• _Exercise requirements_:
The entries below are to be written out again without alteration.

• _Data supplied_:
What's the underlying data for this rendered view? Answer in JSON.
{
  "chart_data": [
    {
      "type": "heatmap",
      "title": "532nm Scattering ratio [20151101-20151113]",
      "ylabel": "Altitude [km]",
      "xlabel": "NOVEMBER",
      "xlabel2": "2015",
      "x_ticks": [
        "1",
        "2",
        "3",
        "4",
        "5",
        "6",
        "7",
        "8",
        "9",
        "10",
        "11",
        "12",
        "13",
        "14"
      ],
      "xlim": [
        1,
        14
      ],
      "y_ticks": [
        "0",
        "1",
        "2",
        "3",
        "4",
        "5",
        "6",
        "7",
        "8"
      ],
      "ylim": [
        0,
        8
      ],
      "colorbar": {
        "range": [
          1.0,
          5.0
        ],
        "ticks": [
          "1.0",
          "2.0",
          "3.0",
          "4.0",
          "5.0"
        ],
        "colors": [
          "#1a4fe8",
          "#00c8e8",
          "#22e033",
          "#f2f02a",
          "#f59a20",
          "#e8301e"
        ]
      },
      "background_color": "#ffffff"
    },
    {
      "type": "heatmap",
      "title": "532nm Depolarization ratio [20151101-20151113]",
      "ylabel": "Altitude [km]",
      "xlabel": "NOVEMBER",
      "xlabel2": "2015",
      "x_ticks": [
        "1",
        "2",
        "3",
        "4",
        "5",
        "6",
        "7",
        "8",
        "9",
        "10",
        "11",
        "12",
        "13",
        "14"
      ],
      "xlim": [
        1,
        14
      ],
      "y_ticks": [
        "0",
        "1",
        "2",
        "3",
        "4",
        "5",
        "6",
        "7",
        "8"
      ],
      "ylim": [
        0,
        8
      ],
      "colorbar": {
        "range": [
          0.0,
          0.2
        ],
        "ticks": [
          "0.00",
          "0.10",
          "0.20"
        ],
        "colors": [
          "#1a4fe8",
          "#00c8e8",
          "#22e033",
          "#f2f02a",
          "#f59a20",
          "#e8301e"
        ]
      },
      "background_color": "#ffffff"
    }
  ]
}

• _Completed task_:
What's the underlying data for this rendered view? Answer in JSON.
{
  "chart_data": [
    {
      "type": "heatmap",
      "title": "532nm Scattering ratio [20151101-20151113]",
      "ylabel": "Altitude [km]",
      "xlabel": "NOVEMBER",
      "xlabel2": "2015",
      "x_ticks": [
        "1",
        "2",
        "3",
        "4",
        "5",
        "6",
        "7",
        "8",
        "9",
        "10",
        "11",
        "12",
        "13",
        "14"
      ],
      "xlim": [
        1,
        14
      ],
      "y_ticks": [
        "0",
        "1",
        "2",
        "3",
        "4",
        "5",
        "6",
        "7",
        "8"
      ],
      "ylim": [
        0,
        8
      ],
      "colorbar": {
        "range": [
          1.0,
          5.0
        ],
        "ticks": [
          "1.0",
          "2.0",
          "3.0",
          "4.0",
          "5.0"
        ],
        "colors": [
          "#1a4fe8",
          "#00c8e8",
          "#22e033",
          "#f2f02a",
          "#f59a20",
          "#e8301e"
        ]
      },
      "background_color": "#ffffff"
    },
    {
      "type": "heatmap",
      "title": "532nm Depolarization ratio [20151101-20151113]",
      "ylabel": "Altitude [km]",
      "xlabel": "NOVEMBER",
      "xlabel2": "2015",
      "x_ticks": [
        "1",
        "2",
        "3",
        "4",
        "5",
        "6",
        "7",
        "8",
        "9",
        "10",
        "11",
        "12",
        "13",
        "14"
      ],
      "xlim": [
        1,
        14
      ],
      "y_ticks": [
        "0",
        "1",
        "2",
        "3",
        "4",
        "5",
        "6",
        "7",
        "8"
      ],
      "ylim": [
        0,
        8
      ],
      "colorbar": {
        "range": [
          0.0,
          0.2
        ],
        "ticks": [
          "0.00",
          "0.10",
          "0.20"
        ],
        "colors": [
          "#1a4fe8",
          "#00c8e8",
          "#22e033",
          "#f2f02a",
          "#f59a20",
          "#e8301e"
        ]
      },
      "background_color": "#ffffff"
    }
  ]
}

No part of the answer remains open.